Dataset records
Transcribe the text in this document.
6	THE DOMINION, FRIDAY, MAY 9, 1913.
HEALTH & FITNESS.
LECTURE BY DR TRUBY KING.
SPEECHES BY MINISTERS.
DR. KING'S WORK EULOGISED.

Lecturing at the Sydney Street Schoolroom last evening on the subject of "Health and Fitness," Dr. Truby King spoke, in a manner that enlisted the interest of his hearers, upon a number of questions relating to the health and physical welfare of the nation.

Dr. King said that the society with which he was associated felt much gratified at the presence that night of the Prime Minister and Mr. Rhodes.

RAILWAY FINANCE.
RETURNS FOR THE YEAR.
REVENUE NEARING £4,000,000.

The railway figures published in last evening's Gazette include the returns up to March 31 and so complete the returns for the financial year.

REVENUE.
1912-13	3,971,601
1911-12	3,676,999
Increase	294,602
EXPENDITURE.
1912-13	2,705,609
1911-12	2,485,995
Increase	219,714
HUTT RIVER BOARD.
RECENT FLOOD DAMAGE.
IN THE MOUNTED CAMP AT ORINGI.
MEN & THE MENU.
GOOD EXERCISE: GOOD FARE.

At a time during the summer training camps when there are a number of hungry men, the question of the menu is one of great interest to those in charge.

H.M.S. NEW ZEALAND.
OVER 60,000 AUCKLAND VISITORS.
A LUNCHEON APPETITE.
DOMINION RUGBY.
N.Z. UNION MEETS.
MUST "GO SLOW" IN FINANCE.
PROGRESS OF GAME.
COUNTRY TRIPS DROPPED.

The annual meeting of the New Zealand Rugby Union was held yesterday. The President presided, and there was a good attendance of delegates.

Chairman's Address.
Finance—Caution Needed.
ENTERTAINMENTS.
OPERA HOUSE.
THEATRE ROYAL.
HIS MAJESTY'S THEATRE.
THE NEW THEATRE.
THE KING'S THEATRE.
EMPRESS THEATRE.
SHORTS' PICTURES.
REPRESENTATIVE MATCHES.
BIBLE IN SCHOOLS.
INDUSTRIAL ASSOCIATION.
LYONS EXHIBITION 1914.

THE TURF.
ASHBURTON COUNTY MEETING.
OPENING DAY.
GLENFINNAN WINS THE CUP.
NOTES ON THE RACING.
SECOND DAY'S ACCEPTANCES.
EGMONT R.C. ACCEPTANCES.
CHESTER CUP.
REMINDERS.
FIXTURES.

WHAT YOU WILL DO: Copy out the data shown above without altering anything.

RESPONSE:
Transcribe the text in this document.
6	THE DOMINION, FRIDAY, MAY 9, 1913.
HEALTH & FITNESS.
LECTURE BY DR TRUBY KING.
SPEECHES BY MINISTERS.
DR. KING'S WORK EULOGISED.

Lecturing at the Sydney Street Schoolroom last evening on the subject of "Health and Fitness," Dr. Truby King spoke, in a manner that enlisted the interest of his hearers, upon a number of questions relating to the health and physical welfare of the nation.

Dr. King said that the society with which he was associated felt much gratified at the presence that night of the Prime Minister and Mr. Rhodes.

RAILWAY FINANCE.
RETURNS FOR THE YEAR.
REVENUE NEARING £4,000,000.

The railway figures published in last evening's Gazette include the returns up to March 31 and so complete the returns for the financial year.

REVENUE.
1912-13	3,971,601
1911-12	3,676,999
Increase	294,602
EXPENDITURE.
1912-13	2,705,609
1911-12	2,485,995
Increase	219,714
HUTT RIVER BOARD.
RECENT FLOOD DAMAGE.
IN THE MOUNTED CAMP AT ORINGI.
MEN & THE MENU.
GOOD EXERCISE: GOOD FARE.

At a time during the summer training camps when there are a number of hungry men, the question of the menu is one of great interest to those in charge.

H.M.S. NEW ZEALAND.
OVER 60,000 AUCKLAND VISITORS.
A LUNCHEON APPETITE.
DOMINION RUGBY.
N.Z. UNION MEETS.
MUST "GO SLOW" IN FINANCE.
PROGRESS OF GAME.
COUNTRY TRIPS DROPPED.

The annual meeting of the New Zealand Rugby Union was held yesterday. The President presided, and there was a good attendance of delegates.

Chairman's Address.
Finance—Caution Needed.
ENTERTAINMENTS.
OPERA HOUSE.
THEATRE ROYAL.
HIS MAJESTY'S THEATRE.
THE NEW THEATRE.
THE KING'S THEATRE.
EMPRESS THEATRE.
SHORTS' PICTURES.
REPRESENTATIVE MATCHES.
BIBLE IN SCHOOLS.
INDUSTRIAL ASSOCIATION.
LYONS EXHIBITION 1914.

THE TURF.
ASHBURTON COUNTY MEETING.
OPENING DAY.
GLENFINNAN WINS THE CUP.
NOTES ON THE RACING.
SECOND DAY'S ACCEPTANCES.
EGMONT R.C. ACCEPTANCES.
CHESTER CUP.
REMINDERS.
FIXTURES.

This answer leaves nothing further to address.